Problem requirements
Within this material, how many lines have the string "profitability" in them? The answer is a number, with nothing added.

Provided records

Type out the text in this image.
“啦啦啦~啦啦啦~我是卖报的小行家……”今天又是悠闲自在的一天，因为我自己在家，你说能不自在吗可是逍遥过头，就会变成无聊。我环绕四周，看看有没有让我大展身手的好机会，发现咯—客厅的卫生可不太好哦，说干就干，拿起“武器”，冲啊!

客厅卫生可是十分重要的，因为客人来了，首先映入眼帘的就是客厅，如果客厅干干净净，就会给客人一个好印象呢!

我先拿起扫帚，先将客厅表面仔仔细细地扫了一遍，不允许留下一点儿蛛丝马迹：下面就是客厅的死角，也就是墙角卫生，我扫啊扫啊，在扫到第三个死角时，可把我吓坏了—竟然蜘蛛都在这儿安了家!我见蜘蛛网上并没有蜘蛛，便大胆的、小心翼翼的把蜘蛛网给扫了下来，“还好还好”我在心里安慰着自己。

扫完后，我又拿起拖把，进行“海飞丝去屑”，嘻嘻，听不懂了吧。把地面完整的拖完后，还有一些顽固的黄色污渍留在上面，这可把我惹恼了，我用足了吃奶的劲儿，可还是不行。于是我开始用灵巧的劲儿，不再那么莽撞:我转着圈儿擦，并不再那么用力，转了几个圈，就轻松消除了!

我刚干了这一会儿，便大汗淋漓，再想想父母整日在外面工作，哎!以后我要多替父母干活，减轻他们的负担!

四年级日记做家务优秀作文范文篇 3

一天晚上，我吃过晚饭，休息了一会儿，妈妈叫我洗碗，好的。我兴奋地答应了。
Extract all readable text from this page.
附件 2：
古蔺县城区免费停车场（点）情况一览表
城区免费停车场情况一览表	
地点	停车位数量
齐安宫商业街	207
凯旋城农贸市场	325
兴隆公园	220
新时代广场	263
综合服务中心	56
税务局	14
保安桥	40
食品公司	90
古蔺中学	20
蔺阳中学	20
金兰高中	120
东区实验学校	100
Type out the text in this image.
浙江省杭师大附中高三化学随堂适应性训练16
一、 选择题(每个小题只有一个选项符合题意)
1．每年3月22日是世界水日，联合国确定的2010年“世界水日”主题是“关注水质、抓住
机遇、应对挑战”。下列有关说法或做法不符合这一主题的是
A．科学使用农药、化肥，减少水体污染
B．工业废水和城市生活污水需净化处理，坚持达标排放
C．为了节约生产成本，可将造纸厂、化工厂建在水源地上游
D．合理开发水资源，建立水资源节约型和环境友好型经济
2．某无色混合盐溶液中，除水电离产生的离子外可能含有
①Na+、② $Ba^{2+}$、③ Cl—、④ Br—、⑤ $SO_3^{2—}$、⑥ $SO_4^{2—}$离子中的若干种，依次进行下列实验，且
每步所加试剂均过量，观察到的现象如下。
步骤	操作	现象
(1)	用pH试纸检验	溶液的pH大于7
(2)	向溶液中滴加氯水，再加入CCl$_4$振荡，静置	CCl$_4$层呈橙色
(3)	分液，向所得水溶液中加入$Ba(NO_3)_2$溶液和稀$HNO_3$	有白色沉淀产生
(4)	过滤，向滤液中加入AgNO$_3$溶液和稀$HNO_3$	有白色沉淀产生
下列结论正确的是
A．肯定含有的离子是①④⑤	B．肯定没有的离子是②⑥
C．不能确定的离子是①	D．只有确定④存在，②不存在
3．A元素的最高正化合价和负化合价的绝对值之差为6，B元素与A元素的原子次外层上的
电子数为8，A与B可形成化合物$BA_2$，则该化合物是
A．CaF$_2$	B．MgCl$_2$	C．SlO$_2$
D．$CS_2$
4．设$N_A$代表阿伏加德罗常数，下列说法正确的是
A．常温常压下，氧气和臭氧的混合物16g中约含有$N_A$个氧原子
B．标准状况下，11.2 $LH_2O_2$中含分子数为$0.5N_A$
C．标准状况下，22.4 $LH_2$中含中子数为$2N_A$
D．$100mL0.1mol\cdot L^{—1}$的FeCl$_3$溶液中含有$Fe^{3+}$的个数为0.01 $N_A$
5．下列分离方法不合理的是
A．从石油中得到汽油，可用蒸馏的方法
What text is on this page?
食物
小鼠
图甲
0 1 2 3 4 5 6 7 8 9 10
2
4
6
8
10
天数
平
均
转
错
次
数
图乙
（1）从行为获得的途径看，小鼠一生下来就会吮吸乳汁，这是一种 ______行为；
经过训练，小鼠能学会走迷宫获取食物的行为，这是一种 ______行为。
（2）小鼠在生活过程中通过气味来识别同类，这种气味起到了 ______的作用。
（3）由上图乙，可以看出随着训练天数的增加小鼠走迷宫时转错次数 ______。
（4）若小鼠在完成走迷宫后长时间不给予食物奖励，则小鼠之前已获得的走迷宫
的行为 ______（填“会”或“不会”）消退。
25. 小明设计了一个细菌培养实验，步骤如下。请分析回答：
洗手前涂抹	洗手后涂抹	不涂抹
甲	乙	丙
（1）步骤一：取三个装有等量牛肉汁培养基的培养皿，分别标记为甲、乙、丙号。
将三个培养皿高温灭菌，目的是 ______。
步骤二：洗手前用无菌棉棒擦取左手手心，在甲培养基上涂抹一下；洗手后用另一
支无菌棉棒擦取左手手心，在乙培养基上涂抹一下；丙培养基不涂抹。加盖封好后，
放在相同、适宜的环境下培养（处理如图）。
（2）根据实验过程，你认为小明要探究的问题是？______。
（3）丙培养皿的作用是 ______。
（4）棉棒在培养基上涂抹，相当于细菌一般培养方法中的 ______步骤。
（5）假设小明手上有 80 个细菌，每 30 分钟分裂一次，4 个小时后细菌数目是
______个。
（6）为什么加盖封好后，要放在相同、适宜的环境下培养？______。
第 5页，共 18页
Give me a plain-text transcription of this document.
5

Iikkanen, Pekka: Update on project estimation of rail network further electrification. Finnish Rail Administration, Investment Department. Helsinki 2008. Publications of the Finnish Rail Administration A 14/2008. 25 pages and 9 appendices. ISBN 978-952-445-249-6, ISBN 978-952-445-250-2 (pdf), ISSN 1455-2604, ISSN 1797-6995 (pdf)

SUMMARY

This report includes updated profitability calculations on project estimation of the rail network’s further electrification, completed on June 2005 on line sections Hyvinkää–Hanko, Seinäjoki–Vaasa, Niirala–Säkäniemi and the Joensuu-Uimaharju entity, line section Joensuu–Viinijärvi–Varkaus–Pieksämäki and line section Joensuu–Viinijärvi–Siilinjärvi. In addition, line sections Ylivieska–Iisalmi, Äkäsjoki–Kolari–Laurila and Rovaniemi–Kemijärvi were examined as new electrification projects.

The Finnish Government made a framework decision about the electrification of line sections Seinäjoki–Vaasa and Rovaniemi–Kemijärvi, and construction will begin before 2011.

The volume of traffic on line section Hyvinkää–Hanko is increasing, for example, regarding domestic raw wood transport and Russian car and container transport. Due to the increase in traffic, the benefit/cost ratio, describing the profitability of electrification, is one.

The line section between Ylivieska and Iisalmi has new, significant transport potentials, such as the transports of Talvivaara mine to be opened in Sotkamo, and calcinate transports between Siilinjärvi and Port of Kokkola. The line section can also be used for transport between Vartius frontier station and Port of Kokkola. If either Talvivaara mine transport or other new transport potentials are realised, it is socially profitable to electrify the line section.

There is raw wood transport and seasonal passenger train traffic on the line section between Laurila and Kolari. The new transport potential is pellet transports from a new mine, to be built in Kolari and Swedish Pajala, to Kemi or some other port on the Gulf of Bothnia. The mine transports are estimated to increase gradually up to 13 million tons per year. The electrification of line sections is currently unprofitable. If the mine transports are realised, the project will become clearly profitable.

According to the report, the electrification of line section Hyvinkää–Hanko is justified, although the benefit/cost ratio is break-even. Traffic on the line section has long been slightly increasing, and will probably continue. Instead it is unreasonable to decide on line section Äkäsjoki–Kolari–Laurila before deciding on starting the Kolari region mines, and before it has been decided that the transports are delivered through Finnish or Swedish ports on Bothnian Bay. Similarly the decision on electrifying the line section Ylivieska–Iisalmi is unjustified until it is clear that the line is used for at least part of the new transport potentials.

Answer to the task
2